-- Opening Marker --

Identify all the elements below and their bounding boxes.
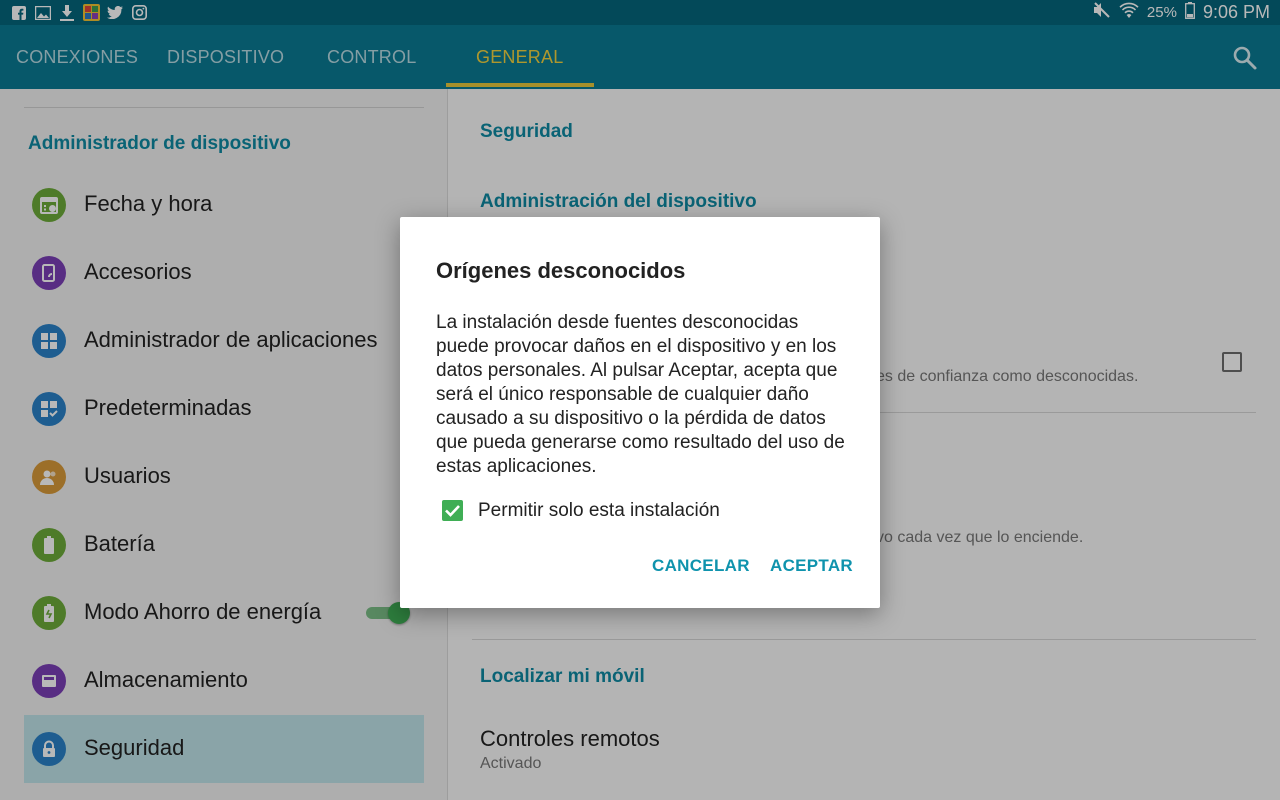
dialog-title: Orígenes desconocidos — [436, 258, 686, 283]
unknown-sources-dialog: Orígenes desconocidos La instalación des… — [400, 217, 880, 608]
checkmark-icon — [445, 505, 460, 517]
cancel-button[interactable]: CANCELAR — [652, 556, 750, 576]
accept-button[interactable]: ACEPTAR — [770, 556, 853, 576]
allow-once-checkbox[interactable] — [442, 500, 463, 521]
allow-once-label[interactable]: Permitir solo esta instalación — [478, 500, 720, 522]
dialog-message: La instalación desde fuentes desconocida… — [436, 312, 845, 477]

-- Closing Marker --

• **Exercise goal**
None of the pictures should be copied, but every record above must be returned exactly.

• **Finished exercise**
Identify all the elements below and their bounding boxes.
dialog-title: Orígenes desconocidos — [436, 258, 686, 283]
unknown-sources-dialog: Orígenes desconocidos La instalación des… — [400, 217, 880, 608]
checkmark-icon — [445, 505, 460, 517]
cancel-button[interactable]: CANCELAR — [652, 556, 750, 576]
accept-button[interactable]: ACEPTAR — [770, 556, 853, 576]
allow-once-checkbox[interactable] — [442, 500, 463, 521]
allow-once-label[interactable]: Permitir solo esta instalación — [478, 500, 720, 522]
dialog-message: La instalación desde fuentes desconocida… — [436, 312, 845, 477]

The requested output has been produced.